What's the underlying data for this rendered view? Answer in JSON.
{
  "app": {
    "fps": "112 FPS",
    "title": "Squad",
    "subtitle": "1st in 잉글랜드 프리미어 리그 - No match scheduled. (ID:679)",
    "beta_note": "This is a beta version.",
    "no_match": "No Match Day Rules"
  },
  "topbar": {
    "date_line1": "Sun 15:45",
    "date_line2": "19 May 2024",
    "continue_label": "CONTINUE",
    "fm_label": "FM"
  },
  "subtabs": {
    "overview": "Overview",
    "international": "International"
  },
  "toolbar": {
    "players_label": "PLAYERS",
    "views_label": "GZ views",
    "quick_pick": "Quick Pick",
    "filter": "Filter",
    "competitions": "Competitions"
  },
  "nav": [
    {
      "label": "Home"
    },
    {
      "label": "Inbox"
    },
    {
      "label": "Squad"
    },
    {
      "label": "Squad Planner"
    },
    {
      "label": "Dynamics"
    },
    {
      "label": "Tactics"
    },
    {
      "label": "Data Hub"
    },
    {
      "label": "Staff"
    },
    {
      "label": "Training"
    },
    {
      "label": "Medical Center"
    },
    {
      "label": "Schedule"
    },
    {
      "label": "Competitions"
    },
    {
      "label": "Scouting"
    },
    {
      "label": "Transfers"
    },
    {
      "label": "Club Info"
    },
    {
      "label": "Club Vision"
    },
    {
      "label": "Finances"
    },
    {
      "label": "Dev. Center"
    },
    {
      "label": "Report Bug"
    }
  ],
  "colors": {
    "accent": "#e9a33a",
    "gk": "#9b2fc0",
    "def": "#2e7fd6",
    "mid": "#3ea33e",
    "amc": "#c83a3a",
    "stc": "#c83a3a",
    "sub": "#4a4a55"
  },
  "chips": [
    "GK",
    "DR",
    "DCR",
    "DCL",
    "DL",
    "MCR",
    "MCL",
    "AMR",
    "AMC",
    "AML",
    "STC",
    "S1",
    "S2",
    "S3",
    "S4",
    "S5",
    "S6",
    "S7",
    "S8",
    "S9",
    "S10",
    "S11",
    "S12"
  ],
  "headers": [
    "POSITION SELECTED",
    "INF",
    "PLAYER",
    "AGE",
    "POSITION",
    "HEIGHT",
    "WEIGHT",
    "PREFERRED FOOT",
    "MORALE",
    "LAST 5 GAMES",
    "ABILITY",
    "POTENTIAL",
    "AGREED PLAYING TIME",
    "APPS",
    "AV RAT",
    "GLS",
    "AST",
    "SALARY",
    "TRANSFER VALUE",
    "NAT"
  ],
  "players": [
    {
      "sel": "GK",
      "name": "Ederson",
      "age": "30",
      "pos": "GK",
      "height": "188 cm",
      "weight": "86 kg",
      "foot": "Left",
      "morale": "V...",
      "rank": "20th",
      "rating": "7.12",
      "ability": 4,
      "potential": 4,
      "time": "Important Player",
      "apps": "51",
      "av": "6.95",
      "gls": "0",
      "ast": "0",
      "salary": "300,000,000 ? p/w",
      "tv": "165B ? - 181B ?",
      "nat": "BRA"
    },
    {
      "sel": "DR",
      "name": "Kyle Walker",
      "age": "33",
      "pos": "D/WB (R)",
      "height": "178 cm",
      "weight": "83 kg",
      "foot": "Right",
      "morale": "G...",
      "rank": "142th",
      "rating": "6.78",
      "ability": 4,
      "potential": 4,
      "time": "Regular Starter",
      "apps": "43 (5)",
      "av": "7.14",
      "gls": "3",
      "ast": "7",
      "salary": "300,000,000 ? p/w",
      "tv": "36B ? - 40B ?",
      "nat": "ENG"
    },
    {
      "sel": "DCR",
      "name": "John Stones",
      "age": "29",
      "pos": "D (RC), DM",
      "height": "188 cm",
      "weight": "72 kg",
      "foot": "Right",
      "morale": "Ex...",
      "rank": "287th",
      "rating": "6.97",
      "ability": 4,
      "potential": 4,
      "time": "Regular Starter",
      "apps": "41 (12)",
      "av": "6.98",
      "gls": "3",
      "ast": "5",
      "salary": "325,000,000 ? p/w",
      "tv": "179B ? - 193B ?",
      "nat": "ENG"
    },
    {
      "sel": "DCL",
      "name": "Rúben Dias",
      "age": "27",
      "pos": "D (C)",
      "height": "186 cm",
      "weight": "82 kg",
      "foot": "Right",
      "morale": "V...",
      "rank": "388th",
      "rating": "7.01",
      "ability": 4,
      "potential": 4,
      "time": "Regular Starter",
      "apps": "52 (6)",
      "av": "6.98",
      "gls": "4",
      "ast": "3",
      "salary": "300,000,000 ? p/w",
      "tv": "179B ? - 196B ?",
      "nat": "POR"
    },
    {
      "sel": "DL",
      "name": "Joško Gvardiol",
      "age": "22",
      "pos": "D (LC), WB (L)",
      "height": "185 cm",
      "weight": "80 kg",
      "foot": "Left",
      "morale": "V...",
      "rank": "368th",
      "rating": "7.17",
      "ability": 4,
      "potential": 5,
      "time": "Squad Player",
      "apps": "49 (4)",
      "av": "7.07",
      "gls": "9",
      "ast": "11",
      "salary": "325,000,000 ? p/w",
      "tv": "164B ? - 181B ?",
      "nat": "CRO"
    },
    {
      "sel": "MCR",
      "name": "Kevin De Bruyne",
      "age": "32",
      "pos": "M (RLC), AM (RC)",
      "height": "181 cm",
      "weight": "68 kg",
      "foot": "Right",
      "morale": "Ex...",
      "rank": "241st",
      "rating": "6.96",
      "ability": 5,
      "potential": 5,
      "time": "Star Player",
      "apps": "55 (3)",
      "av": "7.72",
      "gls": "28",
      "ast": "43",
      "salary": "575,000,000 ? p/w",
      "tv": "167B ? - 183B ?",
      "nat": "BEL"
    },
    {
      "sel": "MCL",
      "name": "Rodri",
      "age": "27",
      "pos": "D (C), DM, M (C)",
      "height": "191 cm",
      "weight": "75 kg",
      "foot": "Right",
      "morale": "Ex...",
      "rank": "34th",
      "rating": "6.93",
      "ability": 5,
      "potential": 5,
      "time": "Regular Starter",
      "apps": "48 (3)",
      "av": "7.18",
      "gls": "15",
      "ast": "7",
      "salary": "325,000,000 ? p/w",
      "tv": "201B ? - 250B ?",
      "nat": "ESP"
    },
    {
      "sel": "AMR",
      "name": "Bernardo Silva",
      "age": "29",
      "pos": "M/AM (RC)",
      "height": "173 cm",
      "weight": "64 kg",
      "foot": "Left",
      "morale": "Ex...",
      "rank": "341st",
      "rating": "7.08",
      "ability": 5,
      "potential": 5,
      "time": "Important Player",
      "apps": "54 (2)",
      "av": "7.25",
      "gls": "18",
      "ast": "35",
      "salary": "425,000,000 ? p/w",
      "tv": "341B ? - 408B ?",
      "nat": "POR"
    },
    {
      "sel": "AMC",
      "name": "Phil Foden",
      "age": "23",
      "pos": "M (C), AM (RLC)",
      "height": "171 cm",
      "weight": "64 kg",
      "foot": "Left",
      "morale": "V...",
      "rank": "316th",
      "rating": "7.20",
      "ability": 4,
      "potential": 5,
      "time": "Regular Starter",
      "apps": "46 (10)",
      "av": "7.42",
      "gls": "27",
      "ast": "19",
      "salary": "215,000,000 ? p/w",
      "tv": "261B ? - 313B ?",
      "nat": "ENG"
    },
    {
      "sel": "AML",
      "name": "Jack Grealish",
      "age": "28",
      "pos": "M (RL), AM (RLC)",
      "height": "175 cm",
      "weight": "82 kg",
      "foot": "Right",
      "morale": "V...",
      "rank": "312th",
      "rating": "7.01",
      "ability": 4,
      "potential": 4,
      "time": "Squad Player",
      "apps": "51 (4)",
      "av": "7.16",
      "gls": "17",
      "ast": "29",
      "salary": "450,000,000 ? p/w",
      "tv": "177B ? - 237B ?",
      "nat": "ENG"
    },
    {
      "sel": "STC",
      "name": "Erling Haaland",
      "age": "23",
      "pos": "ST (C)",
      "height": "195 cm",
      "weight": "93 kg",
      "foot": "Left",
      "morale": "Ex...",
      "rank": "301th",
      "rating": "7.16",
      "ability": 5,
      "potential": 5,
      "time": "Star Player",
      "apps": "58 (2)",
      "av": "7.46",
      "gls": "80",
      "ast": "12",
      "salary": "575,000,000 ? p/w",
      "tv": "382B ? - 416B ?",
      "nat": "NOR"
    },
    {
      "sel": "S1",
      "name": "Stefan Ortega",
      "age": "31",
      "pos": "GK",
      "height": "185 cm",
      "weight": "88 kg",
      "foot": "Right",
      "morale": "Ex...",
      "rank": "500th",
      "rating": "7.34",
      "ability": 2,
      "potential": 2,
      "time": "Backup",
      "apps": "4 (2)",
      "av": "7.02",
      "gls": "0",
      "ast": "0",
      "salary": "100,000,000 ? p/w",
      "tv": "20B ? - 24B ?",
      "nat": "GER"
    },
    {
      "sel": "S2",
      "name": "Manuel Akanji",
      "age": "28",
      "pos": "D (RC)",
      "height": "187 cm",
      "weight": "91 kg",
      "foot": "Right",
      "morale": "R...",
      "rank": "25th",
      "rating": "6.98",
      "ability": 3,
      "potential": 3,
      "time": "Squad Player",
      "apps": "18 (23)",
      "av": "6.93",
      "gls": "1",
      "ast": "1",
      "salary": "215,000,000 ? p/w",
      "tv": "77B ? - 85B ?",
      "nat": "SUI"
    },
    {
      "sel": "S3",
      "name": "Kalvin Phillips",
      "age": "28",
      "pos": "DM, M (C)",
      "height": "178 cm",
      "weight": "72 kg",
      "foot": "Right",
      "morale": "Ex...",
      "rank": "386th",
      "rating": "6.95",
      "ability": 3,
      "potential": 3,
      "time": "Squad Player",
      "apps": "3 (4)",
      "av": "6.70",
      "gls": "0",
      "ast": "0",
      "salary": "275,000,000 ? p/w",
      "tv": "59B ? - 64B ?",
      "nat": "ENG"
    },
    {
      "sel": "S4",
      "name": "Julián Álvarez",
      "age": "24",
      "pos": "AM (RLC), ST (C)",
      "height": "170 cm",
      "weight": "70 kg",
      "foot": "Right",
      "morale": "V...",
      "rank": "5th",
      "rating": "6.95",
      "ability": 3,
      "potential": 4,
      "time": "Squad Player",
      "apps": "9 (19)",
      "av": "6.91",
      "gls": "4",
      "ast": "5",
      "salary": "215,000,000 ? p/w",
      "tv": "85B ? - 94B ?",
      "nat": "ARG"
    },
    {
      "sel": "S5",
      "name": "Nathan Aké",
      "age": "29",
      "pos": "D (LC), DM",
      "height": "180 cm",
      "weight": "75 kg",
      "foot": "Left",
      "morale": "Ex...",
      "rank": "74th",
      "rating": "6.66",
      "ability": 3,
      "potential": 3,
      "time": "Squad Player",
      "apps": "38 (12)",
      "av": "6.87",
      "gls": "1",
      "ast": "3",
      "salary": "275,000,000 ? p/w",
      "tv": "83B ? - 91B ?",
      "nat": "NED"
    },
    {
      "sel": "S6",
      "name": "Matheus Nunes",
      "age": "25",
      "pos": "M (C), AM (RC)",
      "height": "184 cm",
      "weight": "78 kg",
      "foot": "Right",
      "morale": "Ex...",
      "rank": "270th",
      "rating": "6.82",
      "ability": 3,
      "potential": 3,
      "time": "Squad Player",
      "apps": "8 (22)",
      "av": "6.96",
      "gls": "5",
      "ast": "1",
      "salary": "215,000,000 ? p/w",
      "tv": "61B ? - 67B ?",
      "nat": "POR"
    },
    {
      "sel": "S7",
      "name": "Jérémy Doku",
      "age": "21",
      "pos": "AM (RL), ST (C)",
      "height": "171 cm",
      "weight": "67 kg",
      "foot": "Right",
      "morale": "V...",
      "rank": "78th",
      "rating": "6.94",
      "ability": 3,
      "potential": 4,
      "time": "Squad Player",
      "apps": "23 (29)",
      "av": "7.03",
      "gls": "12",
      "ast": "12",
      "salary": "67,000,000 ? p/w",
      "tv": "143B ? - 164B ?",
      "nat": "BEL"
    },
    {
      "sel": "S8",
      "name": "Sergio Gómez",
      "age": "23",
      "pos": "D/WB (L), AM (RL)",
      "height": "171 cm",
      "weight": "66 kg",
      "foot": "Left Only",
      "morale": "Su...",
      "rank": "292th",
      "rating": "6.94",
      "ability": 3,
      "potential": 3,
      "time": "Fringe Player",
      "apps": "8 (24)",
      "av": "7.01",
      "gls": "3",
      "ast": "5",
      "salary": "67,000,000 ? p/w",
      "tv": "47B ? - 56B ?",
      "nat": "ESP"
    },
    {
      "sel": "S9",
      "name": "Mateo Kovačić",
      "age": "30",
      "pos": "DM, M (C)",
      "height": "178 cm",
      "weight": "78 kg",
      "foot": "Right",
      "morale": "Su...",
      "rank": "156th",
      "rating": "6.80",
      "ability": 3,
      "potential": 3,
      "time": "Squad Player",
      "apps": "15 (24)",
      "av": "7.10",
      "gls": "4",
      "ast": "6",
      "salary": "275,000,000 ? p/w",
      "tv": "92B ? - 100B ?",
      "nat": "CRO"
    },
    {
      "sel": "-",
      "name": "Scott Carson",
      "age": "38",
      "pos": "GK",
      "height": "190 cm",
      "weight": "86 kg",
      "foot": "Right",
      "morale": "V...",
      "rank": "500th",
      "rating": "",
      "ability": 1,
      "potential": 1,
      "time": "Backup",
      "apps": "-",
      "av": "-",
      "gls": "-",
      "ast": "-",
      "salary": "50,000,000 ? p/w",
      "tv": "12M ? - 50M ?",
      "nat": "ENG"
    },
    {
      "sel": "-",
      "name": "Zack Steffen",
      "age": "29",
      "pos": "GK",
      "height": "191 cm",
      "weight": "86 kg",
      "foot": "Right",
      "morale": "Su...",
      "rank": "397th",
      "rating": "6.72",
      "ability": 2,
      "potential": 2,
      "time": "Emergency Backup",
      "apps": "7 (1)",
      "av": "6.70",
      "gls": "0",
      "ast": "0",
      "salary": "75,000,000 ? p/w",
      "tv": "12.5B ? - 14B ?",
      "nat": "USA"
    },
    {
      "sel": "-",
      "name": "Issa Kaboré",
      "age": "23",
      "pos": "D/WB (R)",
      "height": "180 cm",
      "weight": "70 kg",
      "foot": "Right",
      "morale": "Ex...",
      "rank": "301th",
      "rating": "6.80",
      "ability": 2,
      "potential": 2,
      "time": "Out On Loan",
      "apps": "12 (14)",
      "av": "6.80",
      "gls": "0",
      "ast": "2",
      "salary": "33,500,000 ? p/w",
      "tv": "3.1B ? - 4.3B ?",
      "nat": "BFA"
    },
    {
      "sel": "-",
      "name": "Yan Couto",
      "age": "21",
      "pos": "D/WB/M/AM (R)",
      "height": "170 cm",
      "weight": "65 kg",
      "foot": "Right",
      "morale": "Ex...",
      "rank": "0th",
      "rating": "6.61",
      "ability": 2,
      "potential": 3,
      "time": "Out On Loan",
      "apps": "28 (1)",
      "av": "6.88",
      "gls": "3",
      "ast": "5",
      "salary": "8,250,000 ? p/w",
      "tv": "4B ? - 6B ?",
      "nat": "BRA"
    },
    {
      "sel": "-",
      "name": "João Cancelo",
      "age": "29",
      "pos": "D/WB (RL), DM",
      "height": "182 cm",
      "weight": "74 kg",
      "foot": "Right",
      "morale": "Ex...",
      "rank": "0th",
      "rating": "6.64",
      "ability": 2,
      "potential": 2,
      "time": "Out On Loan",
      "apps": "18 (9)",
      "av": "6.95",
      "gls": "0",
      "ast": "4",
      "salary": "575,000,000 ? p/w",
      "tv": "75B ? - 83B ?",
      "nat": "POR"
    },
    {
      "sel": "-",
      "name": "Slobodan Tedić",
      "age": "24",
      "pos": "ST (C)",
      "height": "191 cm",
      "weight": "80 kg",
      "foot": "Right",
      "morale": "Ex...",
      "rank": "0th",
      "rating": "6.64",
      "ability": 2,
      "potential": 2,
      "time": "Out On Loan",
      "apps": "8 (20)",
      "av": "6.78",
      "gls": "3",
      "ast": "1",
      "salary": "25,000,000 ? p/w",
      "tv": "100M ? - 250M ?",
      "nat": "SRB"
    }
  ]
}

# # # #

Task brief: Identify and extract each line of the listing that contains "Center".

Full response:
      "label": "Medical Center"
      "label": "Dev. Center"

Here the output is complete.